Copy each line containing the word "Lions" from the records that follow, please.

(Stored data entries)
######
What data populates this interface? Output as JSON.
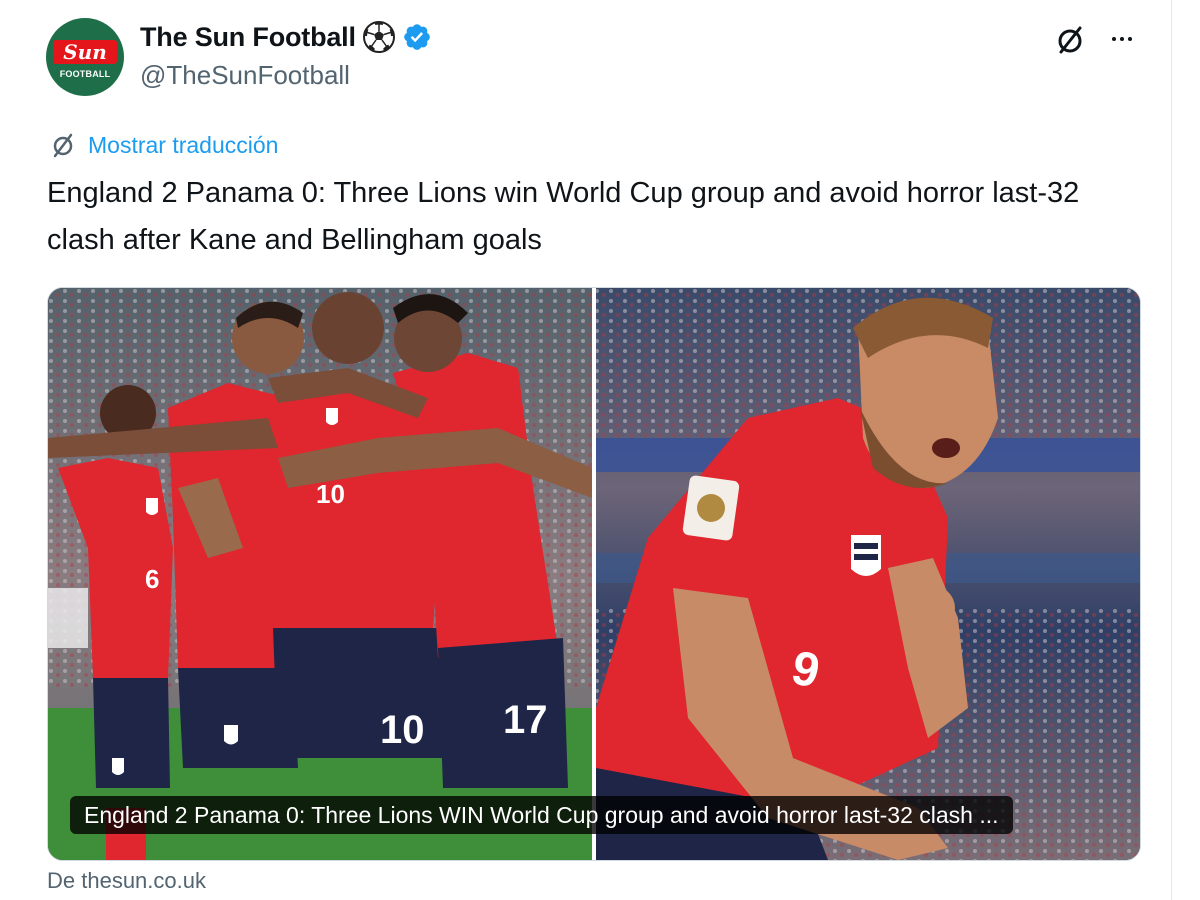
{
  "account": {
    "display_name": "The Sun Football",
    "handle": "@TheSunFootball",
    "verified": true,
    "avatar_logo_text": "Sun",
    "avatar_logo_subtext": "FOOTBALL"
  },
  "actions": {
    "grok_icon": "grok-slash-icon",
    "more_icon": "more-horizontal-icon"
  },
  "translation": {
    "label": "Mostrar traducción"
  },
  "tweet": {
    "text": "England 2 Panama 0: Three Lions win World Cup group and avoid horror last-32 clash after Kane and Bellingham goals"
  },
  "media": {
    "caption": "England 2 Panama 0: Three Lions WIN World Cup group and avoid horror last-32 clash ...",
    "left_shirt_numbers": [
      "6",
      "10",
      "10",
      "17"
    ],
    "right_shirt_number": "9"
  },
  "link_card": {
    "source": "De thesun.co.uk"
  },
  "colors": {
    "link_blue": "#1d9bf0",
    "handle_gray": "#536471",
    "shirt_red": "#e0262e",
    "shorts_navy": "#1e2547",
    "pitch_green": "#3f8f3a",
    "verified_blue": "#1d9bf0"
  }
}
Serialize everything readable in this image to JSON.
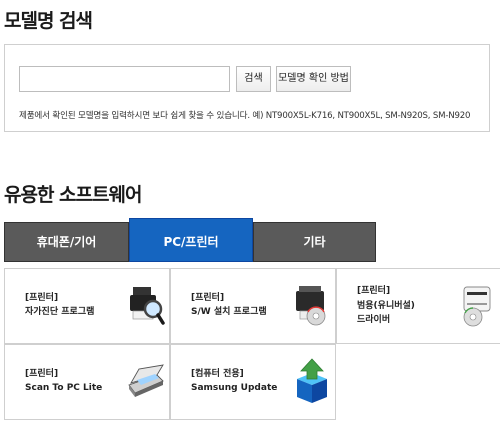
{
  "model_search": {
    "title": "모델명 검색",
    "input_value": "",
    "search_button": "검색",
    "howto_button": "모델명 확인 방법",
    "hint": "제품에서 확인된 모델명을 입력하시면 보다 쉽게 찾을 수 있습니다. 예) NT900X5L-K716, NT900X5L, SM-N920S, SM-N920"
  },
  "software": {
    "title": "유용한 소프트웨어",
    "tabs": [
      {
        "label": "휴대폰/기어",
        "active": false
      },
      {
        "label": "PC/프린터",
        "active": true
      },
      {
        "label": "기타",
        "active": false
      }
    ],
    "items": [
      {
        "lines": [
          "[프린터]",
          "자가진단 프로그램"
        ],
        "icon": "printer-diagnostic-icon"
      },
      {
        "lines": [
          "[프린터]",
          "S/W 설치 프로그램"
        ],
        "icon": "printer-software-install-icon"
      },
      {
        "lines": [
          "[프린터]",
          "범용(유니버설)",
          "드라이버"
        ],
        "icon": "printer-driver-disc-icon"
      },
      {
        "lines": [
          "[프린터]",
          "Scan To PC Lite"
        ],
        "icon": "scanner-icon"
      },
      {
        "lines": [
          "[컴퓨터 전용]",
          "Samsung Update"
        ],
        "icon": "samsung-update-box-icon"
      }
    ]
  },
  "colors": {
    "tab_active": "#1565c0",
    "tab_inactive": "#5a5a5a"
  }
}
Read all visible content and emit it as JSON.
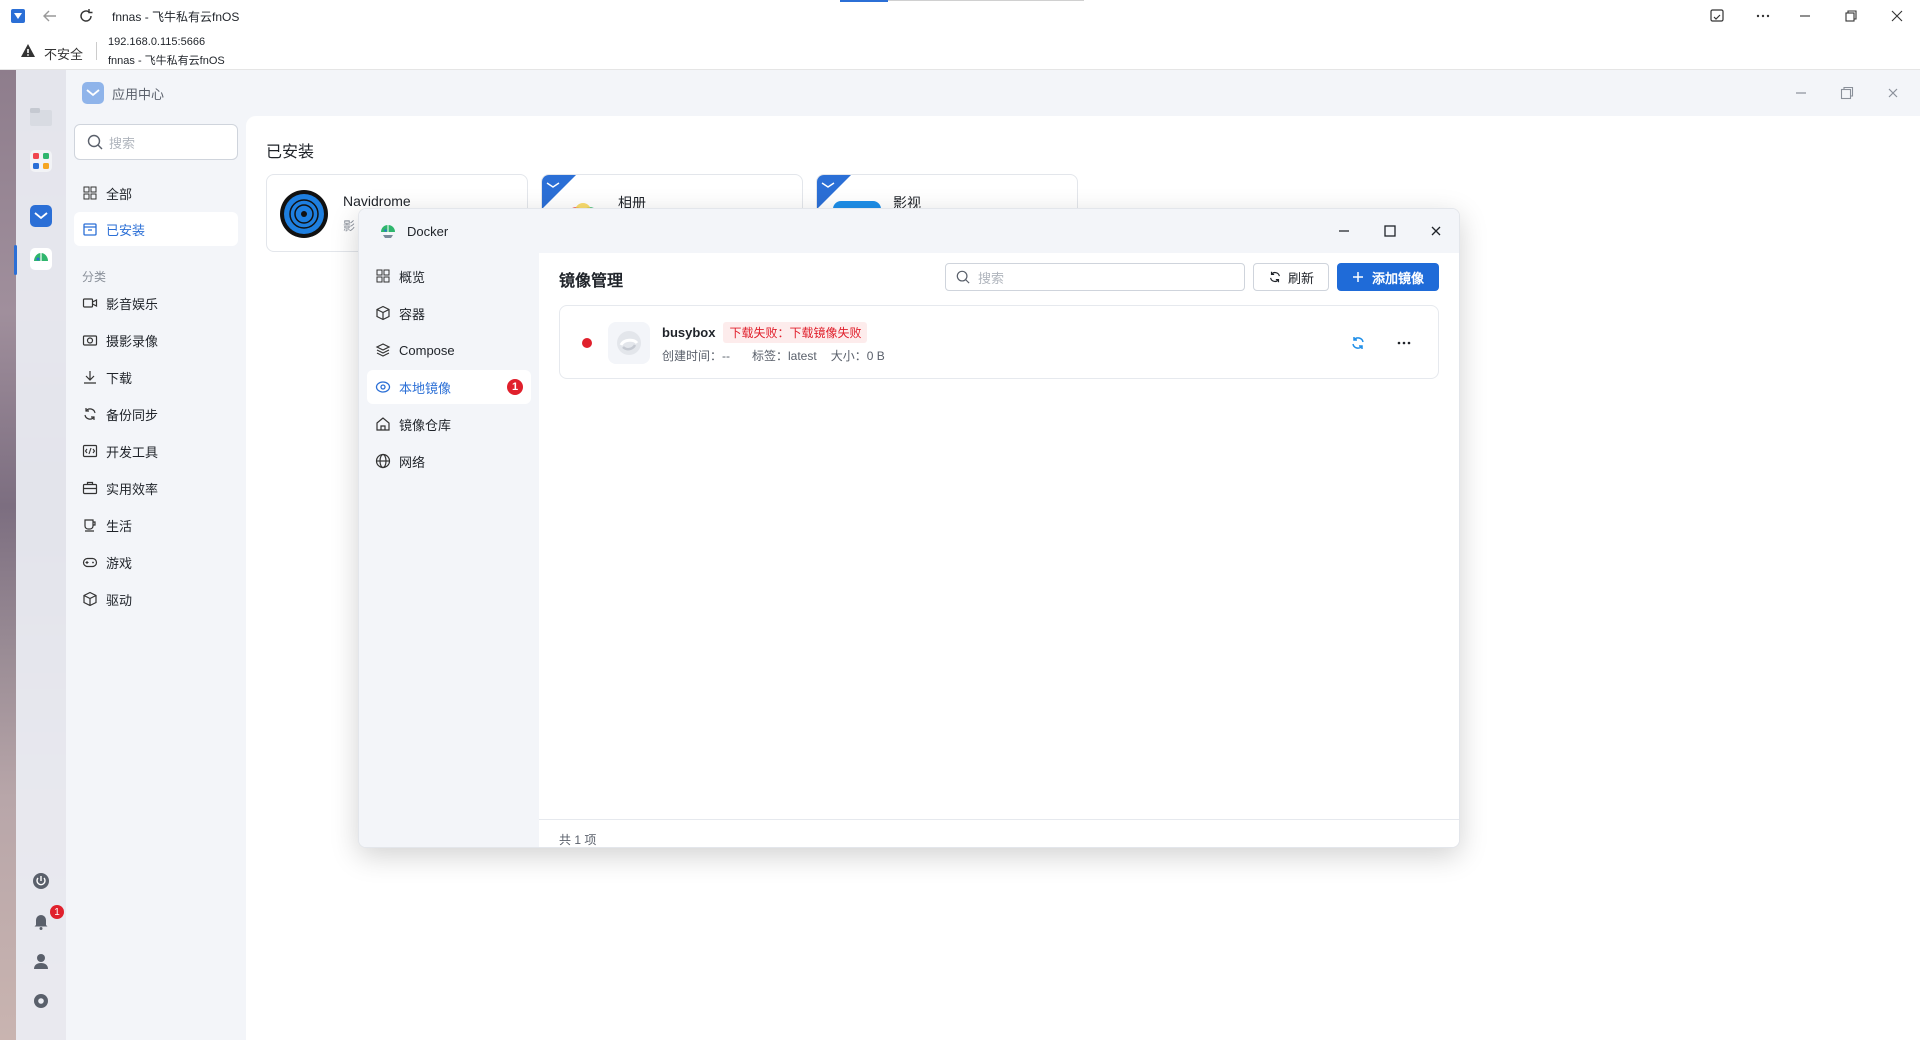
{
  "browser": {
    "tab_title": "fnnas - 飞牛私有云fnOS",
    "security_label": "不安全",
    "url": "192.168.0.115:5666",
    "page_title": "fnnas - 飞牛私有云fnOS"
  },
  "dock": {
    "notification_count": "1"
  },
  "app_center": {
    "title": "应用中心",
    "search_placeholder": "搜索",
    "nav": [
      {
        "label": "全部"
      },
      {
        "label": "已安装"
      }
    ],
    "category_heading": "分类",
    "categories": [
      {
        "label": "影音娱乐"
      },
      {
        "label": "摄影录像"
      },
      {
        "label": "下载"
      },
      {
        "label": "备份同步"
      },
      {
        "label": "开发工具"
      },
      {
        "label": "实用效率"
      },
      {
        "label": "生活"
      },
      {
        "label": "游戏"
      },
      {
        "label": "驱动"
      }
    ],
    "installed_heading": "已安装",
    "apps": [
      {
        "name": "Navidrome",
        "desc": "影"
      },
      {
        "name": "相册"
      },
      {
        "name": "影视"
      }
    ]
  },
  "docker": {
    "title": "Docker",
    "nav": [
      {
        "label": "概览"
      },
      {
        "label": "容器"
      },
      {
        "label": "Compose"
      },
      {
        "label": "本地镜像",
        "badge": "1"
      },
      {
        "label": "镜像仓库"
      },
      {
        "label": "网络"
      }
    ],
    "page_title": "镜像管理",
    "search_placeholder": "搜索",
    "refresh_label": "刷新",
    "add_label": "添加镜像",
    "images": [
      {
        "name": "busybox",
        "error": "下载失败：下载镜像失败",
        "created_label": "创建时间：--",
        "tag_label": "标签：latest",
        "size_label": "大小：0 B",
        "status_color": "#e0202c"
      }
    ],
    "footer": "共 1 项"
  }
}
######
*Completed exercise*
    "text": "England 2 Panama 0: Three Lions win World Cup group and avoid horror last-32 clash after Kane and Bellingham goals"
    "caption": "England 2 Panama 0: Three Lions WIN World Cup group and avoid horror last-32 clash ...",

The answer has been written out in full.